UNA PAGINA DI VANGELO
 

    a cura di Ermes M. Ronchi   

 

Dal Vangelo di Lc 22, 24-30:
Sorse anche una discussione, chi di loro poteva esser considerato il più grande. Egli disse: " I re delle nazioni le governano, e coloro che hanno il potere su di esse si fanno chiamare benefattori. Per voi però non sia così; ma chi è il più grande tra voi diventi come il più piccolo e chi governa come colui che serve. Infatti chi è più grande, chi sta a tavola o chi serve? Non è forse colui che sta a tavola? Eppure io sto in mezzo a voi come colui che serve. Voi siete quelli che avete perseverato con me nelle mie prove; e io preparo per voi un regno, come il Padre l’ha preparato per me, perché possiate mangiare e bere alla mia mensa nel mio regno e siederete in trono a giudicare le dodici tribù di Israele.

Da un cuore squarciato la salvezza

il nostro è il Dio differente: è il Dio che entra nella tragedia umana, entra nella morte perché là va ogni suo amato figlio

Uomini vanno a Dio nella loro tribolazione, piangono per aiuto, chiedono pane. Così fan tutti, tutti. Uomini vanno a Dio nella sua tribolazione. I cristiani stanno vicino a Dio nella sua sofferenza» (Bonhoffer). Esigenza di ogni vera innamorata sequela non è ammirare il Signore, ma accompagnarlo, mentre si consegna alla Notte, mentre è l’Abbandonato che si abbandona all’Altro per gli altri: è il grande principio biblico della imitazione di Dio. E so che non capirò mai del tutto, ma so anche che Cristo non è venuto nel mondo perché lo comprendessimo, ma perché ci aggrappassimo a lui, afferrandoci alla croce e lasciandoci semplicemente trasportare da lui, su in alto verso il grande Regno della vita.

* Obiettivo del compito
Sapresti proseguire il commento al passo di Luca sul servire, riportato qui sopra, partendo subito dopo la sua ultima frase?

* Materiale fornito
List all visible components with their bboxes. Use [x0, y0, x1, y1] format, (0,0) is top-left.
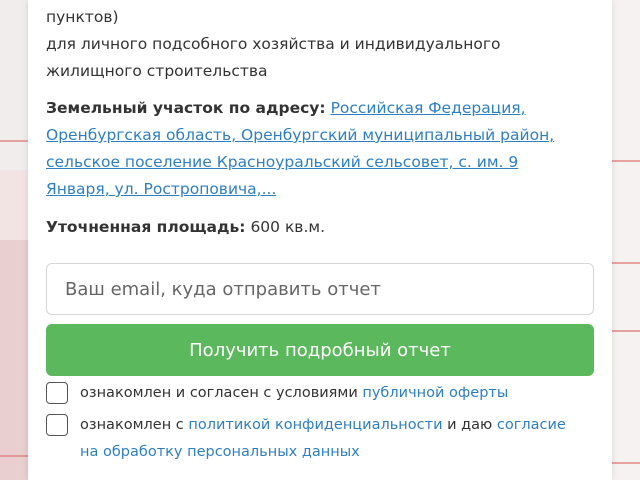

* Risposta
«Tu che hai salvato gli altri, salva te stesso, se sei il Cristo». Per ben tre volte queste parole aggrediscono il crocifisso. Sono il ritornello fascinoso e terribile che accompagna Gesù dai giorni del deserto: «se sei il Cristo, fai un miracolo, conquistaci, imponiti, sii il più forte, scendi dalla croce – lo dicono tutti, capi, soldati, malfattore – allora crederemo che sei tu il Messia». Qualsiasi uomo, qualsiasi re, potendolo, scenderebbe dalla croce. Lui, no. Solo un Dio non scende dal legno, solo il nostro Dio. Il nostro è il Dio differente: è il Dio che entra nella tragedia umana, entra nella morte perché là va ogni suo amato figlio. Sale sulla croce per essere con me e come me, perché io possa essere con lui e come lui. Essere in croce è ciò che Dio, nel suo amore, deve all’uomo che è in croce. Perché l’amore conosce molti doveri, ma il primo di questi è di essere con l’amato. Qualsiasi altro gesto ci avrebbe confermato in una falsa idea di Dio. Solo la croce toglie ogni dubbio, è lo svelamento supremo di Dio. La croce è l’abisso dove Dio diviene l’amante.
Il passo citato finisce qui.